[What is being asked] Write out each line from the data below that includes the word "only".

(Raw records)
──────────────────────────────

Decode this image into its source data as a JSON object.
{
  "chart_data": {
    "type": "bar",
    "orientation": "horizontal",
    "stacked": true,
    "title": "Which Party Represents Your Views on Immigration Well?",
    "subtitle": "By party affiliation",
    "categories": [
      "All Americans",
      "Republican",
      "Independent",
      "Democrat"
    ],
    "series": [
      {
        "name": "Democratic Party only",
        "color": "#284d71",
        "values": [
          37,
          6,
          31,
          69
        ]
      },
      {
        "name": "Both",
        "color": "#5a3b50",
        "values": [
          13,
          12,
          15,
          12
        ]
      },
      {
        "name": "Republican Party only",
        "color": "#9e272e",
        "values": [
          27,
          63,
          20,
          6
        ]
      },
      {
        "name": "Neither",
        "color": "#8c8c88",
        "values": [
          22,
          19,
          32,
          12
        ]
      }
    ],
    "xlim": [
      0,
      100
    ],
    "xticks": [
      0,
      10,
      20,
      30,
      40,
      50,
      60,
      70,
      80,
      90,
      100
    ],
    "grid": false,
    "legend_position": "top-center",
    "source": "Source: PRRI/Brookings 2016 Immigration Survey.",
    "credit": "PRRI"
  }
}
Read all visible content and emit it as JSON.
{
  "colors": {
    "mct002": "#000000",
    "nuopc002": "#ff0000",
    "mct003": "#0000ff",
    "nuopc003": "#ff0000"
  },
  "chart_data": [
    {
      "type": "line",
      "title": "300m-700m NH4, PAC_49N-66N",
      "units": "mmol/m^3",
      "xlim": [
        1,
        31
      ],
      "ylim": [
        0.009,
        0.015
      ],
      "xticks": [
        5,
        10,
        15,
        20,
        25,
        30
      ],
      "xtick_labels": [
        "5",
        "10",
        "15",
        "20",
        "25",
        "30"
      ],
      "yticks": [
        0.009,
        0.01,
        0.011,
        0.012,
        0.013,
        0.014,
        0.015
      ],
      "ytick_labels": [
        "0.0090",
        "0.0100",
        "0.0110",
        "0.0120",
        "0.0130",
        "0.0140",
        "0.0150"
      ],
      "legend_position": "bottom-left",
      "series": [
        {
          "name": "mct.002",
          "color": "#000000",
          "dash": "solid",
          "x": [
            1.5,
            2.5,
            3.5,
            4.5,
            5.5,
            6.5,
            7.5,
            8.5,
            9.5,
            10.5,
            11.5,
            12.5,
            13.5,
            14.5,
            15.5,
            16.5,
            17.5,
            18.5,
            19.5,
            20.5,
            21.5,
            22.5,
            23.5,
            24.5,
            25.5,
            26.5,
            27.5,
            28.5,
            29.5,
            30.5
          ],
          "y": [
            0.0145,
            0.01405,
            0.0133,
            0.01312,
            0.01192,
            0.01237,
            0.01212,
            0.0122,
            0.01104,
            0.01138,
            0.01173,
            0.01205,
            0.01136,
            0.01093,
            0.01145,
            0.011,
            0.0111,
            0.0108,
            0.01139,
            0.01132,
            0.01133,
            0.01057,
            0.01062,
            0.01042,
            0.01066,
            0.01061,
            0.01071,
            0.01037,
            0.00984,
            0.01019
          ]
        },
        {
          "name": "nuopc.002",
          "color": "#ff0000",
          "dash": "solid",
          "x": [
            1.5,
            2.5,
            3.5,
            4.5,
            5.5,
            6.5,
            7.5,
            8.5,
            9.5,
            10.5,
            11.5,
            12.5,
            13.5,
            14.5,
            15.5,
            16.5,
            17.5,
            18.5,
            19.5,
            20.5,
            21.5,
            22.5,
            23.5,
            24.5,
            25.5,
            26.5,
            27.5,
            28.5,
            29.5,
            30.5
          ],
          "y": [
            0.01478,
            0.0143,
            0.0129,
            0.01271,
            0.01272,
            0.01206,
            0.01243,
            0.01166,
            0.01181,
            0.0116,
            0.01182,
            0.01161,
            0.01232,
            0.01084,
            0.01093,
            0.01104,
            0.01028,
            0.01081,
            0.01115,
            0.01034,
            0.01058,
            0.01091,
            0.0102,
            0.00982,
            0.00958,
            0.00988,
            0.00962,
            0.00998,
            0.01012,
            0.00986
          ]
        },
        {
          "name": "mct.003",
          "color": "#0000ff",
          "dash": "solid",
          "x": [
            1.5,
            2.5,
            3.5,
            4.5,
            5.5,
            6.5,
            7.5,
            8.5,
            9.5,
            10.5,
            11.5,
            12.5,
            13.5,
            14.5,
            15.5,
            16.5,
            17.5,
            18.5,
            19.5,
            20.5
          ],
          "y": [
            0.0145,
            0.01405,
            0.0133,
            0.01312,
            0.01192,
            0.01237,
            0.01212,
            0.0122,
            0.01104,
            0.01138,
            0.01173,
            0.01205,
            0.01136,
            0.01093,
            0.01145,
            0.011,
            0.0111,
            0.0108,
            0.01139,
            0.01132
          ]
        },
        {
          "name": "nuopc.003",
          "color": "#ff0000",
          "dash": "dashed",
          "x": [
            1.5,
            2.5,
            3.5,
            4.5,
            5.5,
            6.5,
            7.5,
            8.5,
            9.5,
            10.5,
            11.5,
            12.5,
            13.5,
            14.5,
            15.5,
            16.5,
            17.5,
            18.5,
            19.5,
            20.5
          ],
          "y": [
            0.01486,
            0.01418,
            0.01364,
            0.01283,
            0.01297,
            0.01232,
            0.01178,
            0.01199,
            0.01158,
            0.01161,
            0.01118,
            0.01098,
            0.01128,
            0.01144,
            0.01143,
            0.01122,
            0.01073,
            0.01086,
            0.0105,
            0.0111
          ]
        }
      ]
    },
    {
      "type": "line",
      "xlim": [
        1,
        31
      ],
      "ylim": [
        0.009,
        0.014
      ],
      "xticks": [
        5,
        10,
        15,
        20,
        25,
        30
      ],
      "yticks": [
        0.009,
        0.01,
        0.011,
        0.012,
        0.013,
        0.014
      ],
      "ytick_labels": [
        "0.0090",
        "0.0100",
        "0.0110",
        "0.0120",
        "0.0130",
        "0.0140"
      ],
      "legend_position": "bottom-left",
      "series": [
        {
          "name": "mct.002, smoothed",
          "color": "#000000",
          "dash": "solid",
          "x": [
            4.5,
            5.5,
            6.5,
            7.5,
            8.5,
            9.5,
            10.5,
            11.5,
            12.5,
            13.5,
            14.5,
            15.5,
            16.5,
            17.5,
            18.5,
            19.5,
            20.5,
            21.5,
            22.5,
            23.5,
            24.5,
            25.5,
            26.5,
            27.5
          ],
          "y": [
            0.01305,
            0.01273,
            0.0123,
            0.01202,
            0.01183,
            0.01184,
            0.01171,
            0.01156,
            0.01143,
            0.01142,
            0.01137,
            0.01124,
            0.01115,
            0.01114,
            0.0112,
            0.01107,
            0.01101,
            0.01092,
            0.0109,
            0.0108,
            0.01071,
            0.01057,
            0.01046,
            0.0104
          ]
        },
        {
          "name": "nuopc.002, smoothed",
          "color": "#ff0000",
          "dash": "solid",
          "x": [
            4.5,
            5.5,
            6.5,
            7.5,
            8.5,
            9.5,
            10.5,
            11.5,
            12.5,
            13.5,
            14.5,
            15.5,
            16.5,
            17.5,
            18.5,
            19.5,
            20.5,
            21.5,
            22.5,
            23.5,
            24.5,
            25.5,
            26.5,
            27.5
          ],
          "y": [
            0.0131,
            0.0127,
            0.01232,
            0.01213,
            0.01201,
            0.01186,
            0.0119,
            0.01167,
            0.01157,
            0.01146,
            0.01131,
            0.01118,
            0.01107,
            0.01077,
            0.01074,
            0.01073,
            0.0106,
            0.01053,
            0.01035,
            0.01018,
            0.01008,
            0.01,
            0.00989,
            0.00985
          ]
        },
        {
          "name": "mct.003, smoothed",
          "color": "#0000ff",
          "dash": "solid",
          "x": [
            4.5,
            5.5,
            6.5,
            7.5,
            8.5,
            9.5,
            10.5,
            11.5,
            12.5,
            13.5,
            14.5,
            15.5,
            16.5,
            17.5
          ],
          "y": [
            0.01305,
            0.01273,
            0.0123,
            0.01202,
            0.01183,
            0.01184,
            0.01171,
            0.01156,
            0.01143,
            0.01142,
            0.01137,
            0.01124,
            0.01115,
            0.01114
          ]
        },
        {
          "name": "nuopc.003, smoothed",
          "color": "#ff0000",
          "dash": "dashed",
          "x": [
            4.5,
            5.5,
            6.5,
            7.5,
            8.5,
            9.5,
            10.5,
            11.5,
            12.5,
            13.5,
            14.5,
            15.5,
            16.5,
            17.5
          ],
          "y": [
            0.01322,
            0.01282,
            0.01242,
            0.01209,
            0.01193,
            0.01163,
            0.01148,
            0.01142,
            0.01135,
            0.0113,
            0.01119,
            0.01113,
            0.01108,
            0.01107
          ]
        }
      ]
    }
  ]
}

──────────────────────────────

[Written response]
        "name": "Democratic Party only",
        "name": "Republican Party only",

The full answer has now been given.